[What to work on]:
[A] In the article on the Gilgo Beach serial killings, what nickname was given to Jane Doe #3, and for what reason?
[B] Continue the article on the Gilgo Beach serial killings from its final sentence.

The FBI is tracking a lead in the Gilgo Beach serial killings case to Alabama. 

In a Friday Facebook post, the Mobile Police Department said that the FBI is seeking relatives and friends of a long-deceased man named Elijah “Lige” Howell/Howard, who lived from 1927-1963. 

Howard lived in Prichard, Alabama, with his wife Carrie and passed away in Mobile in 1963 “with Ms. Lillie Mae Wiggins Packer,” police wrote. “His relatives may be able to assist in the case of a woman and child found in another state. Does this tattoo look familiar? If anyone has any information, please call 1-800-call-FBI or” 

The department shared a photo of a tattoo of two peaches between green leaves. 


The same tattoo is connected to the Gilgo Beach investigation on New York’s Long Island.

The case, launched nearly 12 years ago, led to the discovery of 10 human remains, mostly women, one man, and a child along Ocean Parkway. One of the unidentified victims, an African American female known as Jane Doe #3, was nicknamed “Peaches” for the tattoo on her left breast. 

She was discovered in Hempstead Lake State Park in 1997, but other skeletal remains in a plastic bag belonging to the victim were found near Jones Beach State Park during the Gilgo investigation. 

The remains of the woman’s daughter, only one-to-two years old, who authorities say was murdered, were found in 2011. 

The mother and daughter were found wearing similar gold bracelet jewelry. 

At least some victims in the case were sex workers dismembered and stuffed into bags. 

At the start of this year, Suffolk County Police Commissioner Rodney Harrison, newly at the helm of the department, launched an interagency task force dedicated to solving the Gilgo Beach serial killings. 

The investigation began in 2010, when 23-year-old Shannan Gilbert, who advertised work online as an escort, dialed 911, telling an operator that someone was trying to kill her, before mysteriously disappearing from a gated community on the south shore of Long Island.

[Given entries]:
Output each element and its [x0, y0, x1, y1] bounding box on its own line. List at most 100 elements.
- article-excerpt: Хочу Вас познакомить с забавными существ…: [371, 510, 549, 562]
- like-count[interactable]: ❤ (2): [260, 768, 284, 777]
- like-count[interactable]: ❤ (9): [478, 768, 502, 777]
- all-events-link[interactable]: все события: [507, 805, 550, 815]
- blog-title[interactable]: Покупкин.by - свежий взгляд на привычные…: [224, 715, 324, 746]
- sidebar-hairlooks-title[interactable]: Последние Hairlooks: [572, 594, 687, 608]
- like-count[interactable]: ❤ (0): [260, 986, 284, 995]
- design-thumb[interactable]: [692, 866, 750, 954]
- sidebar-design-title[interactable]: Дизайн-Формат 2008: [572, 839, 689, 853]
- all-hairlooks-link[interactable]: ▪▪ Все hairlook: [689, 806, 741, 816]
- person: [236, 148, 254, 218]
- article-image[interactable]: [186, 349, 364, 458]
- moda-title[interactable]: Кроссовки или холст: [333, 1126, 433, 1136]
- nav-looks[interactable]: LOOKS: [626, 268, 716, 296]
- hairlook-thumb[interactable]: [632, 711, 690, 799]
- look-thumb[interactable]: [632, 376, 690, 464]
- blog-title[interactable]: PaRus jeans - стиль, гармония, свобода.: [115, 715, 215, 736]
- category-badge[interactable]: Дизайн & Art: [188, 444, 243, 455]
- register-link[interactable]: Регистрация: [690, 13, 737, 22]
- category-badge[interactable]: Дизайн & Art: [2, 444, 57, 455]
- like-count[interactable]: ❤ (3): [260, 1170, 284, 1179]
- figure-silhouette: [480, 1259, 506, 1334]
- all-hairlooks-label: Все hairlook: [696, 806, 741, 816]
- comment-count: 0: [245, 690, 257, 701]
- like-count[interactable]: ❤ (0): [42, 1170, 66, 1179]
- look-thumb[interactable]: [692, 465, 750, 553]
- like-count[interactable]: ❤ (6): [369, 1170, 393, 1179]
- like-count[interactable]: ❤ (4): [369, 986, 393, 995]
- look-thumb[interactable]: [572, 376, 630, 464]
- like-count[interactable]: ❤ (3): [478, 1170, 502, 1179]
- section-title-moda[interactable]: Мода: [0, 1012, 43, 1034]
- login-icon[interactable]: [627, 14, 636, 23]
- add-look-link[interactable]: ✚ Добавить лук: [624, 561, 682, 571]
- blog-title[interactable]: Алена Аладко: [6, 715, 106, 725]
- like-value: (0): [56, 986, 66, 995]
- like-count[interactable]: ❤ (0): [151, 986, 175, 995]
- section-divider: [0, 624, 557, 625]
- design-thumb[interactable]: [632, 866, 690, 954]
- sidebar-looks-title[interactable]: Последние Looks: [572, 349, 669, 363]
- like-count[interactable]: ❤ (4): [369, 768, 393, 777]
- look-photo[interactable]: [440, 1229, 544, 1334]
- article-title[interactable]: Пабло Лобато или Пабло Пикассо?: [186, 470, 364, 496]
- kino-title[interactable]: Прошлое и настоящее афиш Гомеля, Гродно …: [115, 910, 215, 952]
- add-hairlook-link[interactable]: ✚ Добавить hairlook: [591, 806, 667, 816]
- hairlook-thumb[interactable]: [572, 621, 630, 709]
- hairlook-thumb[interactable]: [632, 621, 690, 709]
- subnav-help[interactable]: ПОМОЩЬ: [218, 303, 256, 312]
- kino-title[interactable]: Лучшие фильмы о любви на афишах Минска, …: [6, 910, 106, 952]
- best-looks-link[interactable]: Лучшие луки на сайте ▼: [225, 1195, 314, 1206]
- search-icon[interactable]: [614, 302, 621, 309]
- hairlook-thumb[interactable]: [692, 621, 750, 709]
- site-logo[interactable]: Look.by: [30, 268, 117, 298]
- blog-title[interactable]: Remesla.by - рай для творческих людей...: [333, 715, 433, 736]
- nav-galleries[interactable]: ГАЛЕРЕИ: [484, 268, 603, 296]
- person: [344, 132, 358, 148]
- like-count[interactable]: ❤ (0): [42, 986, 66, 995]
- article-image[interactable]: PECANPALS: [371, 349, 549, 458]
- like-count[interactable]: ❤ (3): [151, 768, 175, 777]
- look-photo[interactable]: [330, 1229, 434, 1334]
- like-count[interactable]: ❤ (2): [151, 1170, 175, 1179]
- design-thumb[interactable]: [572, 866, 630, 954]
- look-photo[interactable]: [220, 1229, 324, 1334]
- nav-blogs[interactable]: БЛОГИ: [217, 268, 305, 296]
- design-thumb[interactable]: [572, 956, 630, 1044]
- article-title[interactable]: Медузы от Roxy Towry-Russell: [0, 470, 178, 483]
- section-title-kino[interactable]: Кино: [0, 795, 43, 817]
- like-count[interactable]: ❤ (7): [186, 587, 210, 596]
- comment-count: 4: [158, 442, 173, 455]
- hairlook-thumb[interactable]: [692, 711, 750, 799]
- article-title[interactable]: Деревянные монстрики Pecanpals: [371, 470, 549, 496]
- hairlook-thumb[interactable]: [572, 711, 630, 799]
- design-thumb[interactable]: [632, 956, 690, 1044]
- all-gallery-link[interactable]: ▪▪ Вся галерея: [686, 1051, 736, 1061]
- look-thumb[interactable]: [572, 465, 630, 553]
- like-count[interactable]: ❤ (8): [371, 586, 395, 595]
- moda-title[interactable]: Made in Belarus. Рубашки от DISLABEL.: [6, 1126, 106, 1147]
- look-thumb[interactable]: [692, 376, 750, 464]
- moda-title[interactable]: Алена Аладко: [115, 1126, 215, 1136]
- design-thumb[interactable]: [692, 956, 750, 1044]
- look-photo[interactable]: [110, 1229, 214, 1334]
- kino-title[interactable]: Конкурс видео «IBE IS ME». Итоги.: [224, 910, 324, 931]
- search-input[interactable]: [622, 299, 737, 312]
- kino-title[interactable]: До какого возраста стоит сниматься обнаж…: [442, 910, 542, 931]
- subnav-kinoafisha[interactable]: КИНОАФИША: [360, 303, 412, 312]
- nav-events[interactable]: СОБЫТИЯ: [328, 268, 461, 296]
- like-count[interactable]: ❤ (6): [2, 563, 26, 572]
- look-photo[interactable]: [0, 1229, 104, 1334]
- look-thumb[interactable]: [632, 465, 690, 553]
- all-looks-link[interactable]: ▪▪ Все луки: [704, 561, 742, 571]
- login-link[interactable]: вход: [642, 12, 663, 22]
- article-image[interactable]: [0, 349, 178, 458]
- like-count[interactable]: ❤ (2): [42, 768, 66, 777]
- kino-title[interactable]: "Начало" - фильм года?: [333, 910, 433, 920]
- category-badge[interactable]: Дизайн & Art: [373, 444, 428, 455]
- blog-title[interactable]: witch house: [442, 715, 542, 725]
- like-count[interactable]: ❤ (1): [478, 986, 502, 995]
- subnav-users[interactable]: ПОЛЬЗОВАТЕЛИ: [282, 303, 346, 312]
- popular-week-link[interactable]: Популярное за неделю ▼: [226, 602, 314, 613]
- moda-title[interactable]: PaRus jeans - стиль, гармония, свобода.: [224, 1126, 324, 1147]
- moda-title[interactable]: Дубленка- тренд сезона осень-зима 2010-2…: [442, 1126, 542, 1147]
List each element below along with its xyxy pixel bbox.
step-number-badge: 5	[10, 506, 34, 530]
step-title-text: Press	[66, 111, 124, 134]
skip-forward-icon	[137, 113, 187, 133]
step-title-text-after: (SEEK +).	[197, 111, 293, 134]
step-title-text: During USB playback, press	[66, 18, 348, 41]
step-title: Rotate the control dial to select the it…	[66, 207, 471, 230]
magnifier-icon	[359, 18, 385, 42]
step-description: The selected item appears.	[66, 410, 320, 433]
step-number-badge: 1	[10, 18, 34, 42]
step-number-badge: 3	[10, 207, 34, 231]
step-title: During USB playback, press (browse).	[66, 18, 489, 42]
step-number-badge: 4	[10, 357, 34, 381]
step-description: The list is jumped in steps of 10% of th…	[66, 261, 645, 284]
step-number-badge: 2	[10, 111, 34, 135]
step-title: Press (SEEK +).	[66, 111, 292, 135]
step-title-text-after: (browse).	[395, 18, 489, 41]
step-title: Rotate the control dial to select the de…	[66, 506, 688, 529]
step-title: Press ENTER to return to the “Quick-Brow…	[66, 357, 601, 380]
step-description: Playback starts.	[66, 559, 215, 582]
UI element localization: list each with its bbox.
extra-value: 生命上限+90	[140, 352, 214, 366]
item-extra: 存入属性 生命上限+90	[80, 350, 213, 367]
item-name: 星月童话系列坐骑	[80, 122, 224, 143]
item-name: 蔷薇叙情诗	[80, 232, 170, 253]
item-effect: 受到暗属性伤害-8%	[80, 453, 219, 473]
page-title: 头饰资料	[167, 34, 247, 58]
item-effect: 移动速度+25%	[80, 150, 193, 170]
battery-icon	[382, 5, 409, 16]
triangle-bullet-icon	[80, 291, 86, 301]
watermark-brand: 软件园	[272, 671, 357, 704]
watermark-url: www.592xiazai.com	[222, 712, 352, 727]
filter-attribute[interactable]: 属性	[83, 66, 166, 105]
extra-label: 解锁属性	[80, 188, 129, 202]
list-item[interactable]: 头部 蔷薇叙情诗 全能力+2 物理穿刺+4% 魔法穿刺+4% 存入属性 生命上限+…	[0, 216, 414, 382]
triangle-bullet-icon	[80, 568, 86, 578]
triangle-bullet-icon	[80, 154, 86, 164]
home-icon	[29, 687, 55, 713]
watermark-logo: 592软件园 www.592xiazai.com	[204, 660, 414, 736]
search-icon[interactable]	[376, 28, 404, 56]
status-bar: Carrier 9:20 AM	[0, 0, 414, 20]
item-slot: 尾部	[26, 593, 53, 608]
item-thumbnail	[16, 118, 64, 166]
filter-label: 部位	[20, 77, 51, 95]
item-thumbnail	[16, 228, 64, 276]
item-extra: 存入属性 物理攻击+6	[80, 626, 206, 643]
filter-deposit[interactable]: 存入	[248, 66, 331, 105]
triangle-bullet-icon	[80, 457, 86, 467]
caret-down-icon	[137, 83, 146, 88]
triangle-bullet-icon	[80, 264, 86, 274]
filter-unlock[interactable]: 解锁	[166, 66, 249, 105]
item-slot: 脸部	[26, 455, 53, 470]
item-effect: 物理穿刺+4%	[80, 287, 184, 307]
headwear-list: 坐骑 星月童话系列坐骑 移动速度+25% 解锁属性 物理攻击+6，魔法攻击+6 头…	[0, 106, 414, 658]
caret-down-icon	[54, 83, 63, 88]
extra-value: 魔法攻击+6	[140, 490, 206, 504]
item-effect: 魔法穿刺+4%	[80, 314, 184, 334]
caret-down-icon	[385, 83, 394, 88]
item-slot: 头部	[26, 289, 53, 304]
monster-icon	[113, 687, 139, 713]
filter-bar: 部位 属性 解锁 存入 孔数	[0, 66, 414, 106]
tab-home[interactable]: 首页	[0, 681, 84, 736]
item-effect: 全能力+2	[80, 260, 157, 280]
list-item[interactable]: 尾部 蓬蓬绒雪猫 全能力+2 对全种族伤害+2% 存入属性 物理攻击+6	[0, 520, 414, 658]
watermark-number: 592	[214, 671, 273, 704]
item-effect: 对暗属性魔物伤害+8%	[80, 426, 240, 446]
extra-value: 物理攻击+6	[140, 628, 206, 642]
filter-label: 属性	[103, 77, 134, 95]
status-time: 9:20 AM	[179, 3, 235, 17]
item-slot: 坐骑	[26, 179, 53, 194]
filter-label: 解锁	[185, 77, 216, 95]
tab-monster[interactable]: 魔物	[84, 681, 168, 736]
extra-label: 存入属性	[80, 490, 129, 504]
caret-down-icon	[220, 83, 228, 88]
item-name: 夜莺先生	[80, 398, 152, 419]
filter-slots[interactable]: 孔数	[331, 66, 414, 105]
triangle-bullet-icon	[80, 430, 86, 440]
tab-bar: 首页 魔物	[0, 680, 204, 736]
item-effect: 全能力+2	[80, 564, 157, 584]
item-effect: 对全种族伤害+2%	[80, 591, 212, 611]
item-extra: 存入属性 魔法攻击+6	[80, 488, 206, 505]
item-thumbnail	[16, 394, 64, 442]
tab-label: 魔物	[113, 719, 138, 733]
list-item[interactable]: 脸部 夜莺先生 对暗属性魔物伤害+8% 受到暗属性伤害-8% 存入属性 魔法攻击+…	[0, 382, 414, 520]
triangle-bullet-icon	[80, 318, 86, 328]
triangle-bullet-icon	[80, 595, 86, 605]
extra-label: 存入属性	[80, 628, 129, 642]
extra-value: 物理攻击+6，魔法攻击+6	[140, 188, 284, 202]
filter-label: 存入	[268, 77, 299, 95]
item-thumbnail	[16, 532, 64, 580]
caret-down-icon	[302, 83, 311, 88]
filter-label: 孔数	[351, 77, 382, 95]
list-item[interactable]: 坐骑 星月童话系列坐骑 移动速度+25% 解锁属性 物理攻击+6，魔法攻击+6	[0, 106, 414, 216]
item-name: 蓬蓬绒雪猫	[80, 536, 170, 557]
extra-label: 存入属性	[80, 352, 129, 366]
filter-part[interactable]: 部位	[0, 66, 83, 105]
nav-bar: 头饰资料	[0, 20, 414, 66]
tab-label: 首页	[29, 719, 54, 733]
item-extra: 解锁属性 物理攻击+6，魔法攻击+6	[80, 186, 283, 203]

[Answers given]:
[A] She was nicknamed "Peaches" for the tattoo on her left breast.

[B]
During the search for Gilbert, the remains of four other women, 24-year-old Melissa Barthelemy, 27-year-old Amber Lynn Costello, 22-year-old Megan Waterman and 25-year-old Maureen Brainard-Barnes were found. The women were nicknamed the “Gilgo Beach Four.” 

Three months later, in March 2011, the partial remains of 20-year-old Jessica Taylor were found near Gilgo Beach. Authorities said part of Taylor’s body was discovered eight years earlier and 40 miles away in Manorville, New York.

Days later, three more sets of human remains were discovered alongside Ocean Parkway. The first was 24-year-old Valerie Mack, whose partial remains had also been found in Manorville years earlier. An unidentified toddler was found near Mack, according to the official website dedicated to the case.

Two miles west, police discovered the skeletal remains of an unidentified Asian man — or transgender woman — believed to be 17 to 23 years old. A week later, in April 2011, two more sets of partial remains were found along Ocean Parkway. The first were those of the woman known as “Peaches,” believed to be the mother of the toddler found the week before. Part of her body had been previously discovered in Hempstead Lake State Park in 1997. 

The second was the skull of a woman who was linked to remains found on Fire Island in 1996. The case remains unsolved more than a decade later.